The records —
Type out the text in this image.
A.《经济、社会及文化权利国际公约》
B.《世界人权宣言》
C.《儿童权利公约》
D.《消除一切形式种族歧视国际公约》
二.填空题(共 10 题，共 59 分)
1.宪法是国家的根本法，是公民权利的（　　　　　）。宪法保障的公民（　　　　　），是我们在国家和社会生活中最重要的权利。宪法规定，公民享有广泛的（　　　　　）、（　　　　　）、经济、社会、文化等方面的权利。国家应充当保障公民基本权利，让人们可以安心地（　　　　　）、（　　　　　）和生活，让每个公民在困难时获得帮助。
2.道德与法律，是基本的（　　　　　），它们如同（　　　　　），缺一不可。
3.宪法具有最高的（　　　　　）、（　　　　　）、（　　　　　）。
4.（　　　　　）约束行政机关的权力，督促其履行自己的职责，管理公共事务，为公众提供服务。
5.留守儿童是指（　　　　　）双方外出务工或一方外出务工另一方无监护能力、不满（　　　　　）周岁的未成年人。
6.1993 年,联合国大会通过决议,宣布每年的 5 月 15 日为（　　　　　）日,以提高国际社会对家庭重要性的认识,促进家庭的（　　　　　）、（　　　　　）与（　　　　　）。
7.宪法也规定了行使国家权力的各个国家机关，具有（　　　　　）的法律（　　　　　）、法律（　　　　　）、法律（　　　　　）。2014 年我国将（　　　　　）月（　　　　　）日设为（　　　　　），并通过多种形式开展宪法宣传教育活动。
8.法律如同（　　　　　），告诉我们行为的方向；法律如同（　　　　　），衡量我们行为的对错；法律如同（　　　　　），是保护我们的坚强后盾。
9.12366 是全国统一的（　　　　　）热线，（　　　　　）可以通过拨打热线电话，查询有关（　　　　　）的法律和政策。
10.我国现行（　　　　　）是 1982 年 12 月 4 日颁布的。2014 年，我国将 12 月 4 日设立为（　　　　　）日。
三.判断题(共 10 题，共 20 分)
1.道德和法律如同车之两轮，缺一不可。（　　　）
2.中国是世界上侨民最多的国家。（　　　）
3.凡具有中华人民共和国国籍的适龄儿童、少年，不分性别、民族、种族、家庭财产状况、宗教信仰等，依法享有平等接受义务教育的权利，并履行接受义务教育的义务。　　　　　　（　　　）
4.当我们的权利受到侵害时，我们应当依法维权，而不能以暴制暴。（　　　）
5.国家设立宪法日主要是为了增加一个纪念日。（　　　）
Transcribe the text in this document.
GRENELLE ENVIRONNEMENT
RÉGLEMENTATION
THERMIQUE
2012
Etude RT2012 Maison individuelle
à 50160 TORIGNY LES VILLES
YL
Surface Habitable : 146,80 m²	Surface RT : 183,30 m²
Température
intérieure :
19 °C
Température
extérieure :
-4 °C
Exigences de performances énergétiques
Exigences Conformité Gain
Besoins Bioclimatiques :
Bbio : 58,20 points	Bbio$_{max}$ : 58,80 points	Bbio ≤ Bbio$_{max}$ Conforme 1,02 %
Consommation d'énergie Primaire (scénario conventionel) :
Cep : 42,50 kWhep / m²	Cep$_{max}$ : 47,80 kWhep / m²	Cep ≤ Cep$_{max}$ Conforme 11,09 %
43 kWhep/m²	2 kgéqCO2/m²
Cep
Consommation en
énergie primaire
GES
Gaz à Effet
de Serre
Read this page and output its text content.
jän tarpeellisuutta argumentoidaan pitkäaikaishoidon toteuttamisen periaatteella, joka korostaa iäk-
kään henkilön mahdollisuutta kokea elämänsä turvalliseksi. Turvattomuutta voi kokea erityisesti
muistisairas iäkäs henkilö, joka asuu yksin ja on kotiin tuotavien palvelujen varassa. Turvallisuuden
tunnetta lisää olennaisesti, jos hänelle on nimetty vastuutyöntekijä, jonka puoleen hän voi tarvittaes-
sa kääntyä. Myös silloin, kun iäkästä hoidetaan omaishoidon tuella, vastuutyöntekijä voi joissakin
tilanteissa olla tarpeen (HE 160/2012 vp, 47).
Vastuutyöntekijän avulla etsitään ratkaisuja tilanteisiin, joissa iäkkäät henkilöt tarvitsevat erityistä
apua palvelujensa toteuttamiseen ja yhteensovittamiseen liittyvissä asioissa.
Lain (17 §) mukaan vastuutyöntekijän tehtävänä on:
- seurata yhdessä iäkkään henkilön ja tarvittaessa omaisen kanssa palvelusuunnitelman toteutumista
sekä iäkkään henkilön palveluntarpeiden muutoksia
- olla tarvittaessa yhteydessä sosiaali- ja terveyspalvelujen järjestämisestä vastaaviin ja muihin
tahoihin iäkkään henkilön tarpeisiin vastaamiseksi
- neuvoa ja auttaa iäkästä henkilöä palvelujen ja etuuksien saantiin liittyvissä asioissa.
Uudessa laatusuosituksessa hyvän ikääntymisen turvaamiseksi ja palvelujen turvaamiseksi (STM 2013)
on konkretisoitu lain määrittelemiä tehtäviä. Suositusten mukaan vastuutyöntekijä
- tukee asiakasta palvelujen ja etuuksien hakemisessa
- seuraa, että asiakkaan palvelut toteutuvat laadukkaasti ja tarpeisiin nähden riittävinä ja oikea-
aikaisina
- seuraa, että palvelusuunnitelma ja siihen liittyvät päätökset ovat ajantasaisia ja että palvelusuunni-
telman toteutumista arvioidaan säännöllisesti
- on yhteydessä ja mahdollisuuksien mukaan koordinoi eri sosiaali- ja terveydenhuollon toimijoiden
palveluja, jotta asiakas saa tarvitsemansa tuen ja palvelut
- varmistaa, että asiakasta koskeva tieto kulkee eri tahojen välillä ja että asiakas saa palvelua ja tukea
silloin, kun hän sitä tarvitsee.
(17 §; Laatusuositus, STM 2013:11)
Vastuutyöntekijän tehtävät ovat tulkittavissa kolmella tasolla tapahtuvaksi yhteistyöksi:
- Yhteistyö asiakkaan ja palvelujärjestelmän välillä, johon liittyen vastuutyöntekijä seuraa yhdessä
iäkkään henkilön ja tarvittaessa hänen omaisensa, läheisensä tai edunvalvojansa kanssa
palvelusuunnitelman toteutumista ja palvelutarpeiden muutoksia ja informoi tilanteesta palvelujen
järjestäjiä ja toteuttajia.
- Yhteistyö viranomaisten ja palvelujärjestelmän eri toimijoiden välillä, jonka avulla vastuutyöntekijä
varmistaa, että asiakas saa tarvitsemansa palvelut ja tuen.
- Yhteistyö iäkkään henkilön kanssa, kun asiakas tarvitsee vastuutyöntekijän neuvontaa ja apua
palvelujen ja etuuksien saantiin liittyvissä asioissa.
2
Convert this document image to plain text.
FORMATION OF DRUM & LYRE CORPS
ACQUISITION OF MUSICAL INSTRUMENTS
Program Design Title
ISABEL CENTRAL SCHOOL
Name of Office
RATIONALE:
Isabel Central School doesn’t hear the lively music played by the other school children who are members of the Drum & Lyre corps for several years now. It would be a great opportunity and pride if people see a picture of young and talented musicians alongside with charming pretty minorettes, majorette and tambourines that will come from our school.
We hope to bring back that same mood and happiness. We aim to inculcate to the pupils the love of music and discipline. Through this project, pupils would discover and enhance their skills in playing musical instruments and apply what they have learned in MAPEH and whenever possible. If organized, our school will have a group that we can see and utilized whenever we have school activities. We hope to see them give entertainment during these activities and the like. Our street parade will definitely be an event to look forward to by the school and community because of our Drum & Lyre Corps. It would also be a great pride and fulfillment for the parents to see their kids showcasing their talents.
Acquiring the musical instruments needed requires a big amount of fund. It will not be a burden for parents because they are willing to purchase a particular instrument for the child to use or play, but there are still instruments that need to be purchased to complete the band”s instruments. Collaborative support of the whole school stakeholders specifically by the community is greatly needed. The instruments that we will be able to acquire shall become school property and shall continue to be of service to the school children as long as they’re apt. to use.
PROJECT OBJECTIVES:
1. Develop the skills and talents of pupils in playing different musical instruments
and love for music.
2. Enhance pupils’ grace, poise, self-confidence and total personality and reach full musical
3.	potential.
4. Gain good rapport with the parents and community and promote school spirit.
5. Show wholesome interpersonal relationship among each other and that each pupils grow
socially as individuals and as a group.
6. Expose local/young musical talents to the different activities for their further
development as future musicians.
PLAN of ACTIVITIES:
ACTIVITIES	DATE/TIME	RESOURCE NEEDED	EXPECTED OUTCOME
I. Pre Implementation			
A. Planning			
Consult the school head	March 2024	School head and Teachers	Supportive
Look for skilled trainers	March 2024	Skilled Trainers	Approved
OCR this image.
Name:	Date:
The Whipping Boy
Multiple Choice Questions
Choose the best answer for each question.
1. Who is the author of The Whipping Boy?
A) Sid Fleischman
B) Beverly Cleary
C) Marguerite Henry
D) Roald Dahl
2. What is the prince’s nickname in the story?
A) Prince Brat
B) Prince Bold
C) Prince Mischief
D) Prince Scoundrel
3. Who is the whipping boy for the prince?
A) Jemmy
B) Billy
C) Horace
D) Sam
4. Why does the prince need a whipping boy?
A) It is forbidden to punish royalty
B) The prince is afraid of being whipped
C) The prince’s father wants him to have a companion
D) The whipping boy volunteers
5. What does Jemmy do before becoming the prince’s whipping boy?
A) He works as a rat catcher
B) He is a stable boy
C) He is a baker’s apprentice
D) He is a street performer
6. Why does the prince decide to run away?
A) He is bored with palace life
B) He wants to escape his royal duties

Goal —
Count how many lines above carry the word "tuen". Only the number is required.

Result —
2